--- Task data ---

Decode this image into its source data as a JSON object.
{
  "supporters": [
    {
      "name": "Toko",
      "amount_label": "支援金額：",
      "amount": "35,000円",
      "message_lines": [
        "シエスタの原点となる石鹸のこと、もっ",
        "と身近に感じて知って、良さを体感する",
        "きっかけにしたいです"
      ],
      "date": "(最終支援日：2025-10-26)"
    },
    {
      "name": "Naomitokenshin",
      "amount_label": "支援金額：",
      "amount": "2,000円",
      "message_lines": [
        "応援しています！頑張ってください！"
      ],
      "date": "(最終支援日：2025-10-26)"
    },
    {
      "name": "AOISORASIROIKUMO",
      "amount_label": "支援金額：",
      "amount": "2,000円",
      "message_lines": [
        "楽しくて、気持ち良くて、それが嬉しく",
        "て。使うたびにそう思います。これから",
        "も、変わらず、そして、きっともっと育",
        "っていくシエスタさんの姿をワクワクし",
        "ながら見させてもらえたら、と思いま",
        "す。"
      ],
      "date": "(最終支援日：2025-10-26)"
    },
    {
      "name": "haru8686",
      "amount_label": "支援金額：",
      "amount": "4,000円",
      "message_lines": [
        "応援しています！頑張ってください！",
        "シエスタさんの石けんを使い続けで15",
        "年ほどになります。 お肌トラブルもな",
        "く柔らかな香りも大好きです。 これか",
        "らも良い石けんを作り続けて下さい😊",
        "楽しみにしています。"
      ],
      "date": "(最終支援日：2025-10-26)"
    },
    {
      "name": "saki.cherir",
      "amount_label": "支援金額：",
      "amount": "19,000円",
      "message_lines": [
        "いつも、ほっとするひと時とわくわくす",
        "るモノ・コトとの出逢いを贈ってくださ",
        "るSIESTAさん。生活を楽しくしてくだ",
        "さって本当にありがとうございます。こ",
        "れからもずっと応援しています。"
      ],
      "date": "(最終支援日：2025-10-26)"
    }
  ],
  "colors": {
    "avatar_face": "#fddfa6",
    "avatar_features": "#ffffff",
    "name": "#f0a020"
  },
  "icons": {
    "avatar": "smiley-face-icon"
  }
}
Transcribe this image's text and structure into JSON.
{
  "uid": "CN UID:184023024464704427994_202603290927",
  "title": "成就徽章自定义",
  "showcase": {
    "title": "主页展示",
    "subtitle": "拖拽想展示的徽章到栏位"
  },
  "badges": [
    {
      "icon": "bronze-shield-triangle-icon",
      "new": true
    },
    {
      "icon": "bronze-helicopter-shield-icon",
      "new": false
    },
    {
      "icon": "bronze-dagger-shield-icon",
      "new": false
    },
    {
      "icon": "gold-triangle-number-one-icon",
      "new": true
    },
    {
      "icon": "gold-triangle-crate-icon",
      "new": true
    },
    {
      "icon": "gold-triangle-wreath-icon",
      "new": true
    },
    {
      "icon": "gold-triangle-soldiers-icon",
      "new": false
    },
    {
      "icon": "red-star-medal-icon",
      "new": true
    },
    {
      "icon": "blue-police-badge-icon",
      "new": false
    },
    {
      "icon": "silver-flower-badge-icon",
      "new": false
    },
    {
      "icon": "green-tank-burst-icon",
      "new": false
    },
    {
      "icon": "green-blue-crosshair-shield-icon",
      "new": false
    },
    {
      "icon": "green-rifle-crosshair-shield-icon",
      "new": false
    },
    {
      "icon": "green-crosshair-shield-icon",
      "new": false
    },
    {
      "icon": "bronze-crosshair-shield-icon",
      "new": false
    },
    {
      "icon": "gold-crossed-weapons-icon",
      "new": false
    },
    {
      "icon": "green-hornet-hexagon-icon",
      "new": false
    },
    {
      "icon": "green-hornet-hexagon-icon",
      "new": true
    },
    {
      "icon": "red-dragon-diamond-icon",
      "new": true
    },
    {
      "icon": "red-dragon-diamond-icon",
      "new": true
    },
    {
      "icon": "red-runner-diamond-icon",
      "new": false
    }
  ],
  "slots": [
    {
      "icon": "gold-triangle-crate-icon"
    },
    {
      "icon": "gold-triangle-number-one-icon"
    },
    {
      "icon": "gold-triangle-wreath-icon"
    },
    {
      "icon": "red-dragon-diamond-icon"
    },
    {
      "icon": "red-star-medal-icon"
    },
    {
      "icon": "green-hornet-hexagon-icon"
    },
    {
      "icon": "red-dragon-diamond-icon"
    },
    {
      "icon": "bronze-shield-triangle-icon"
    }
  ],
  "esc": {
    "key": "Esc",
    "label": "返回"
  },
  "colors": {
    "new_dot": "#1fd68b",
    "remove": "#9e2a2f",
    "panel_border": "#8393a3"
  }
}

==

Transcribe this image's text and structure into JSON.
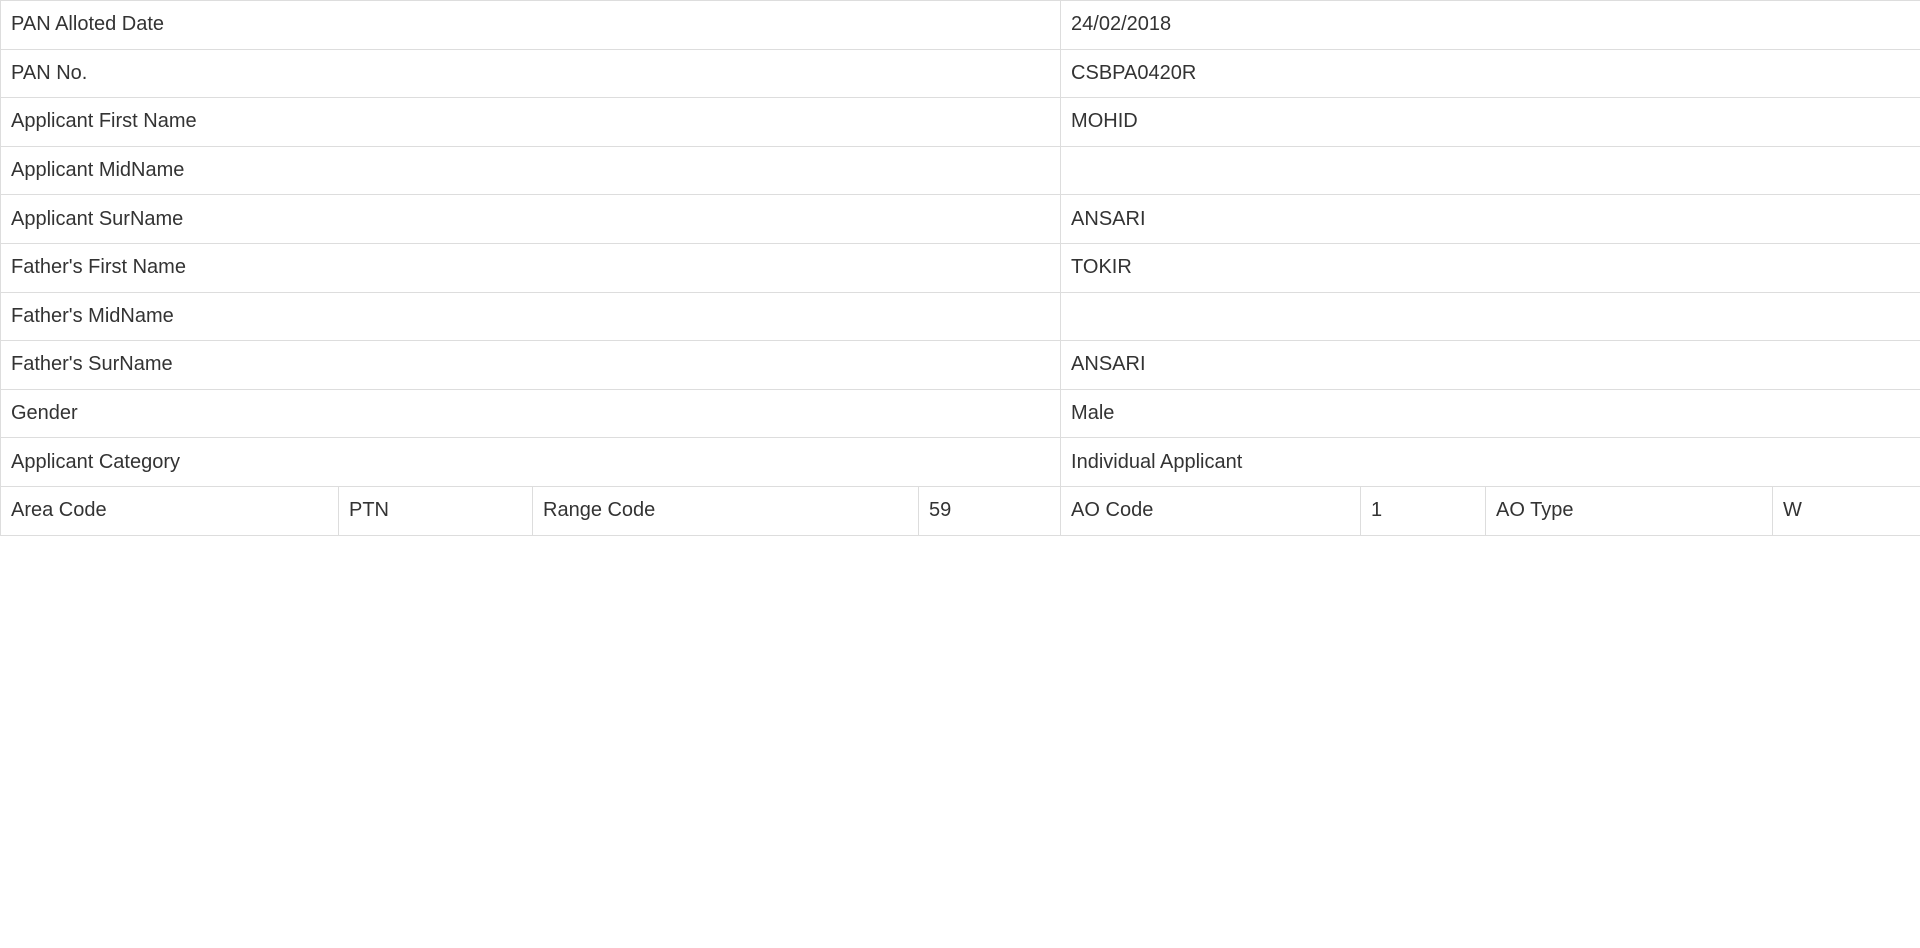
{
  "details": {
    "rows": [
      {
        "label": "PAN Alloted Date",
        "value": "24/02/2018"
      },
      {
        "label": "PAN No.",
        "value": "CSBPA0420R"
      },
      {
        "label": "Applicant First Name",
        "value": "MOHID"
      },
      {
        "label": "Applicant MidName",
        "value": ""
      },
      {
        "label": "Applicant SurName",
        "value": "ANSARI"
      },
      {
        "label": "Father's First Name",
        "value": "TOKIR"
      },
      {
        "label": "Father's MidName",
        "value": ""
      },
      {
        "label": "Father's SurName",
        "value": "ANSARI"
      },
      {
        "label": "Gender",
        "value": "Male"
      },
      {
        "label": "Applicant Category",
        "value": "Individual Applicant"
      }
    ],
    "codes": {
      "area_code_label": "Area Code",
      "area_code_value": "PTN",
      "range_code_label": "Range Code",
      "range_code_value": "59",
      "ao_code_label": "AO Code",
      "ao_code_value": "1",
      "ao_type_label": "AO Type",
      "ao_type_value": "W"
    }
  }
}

--- What you are asked to do ---
How many lines of the listing above include the word "wreath"? Reply with the number alone.

--- The answer ---
2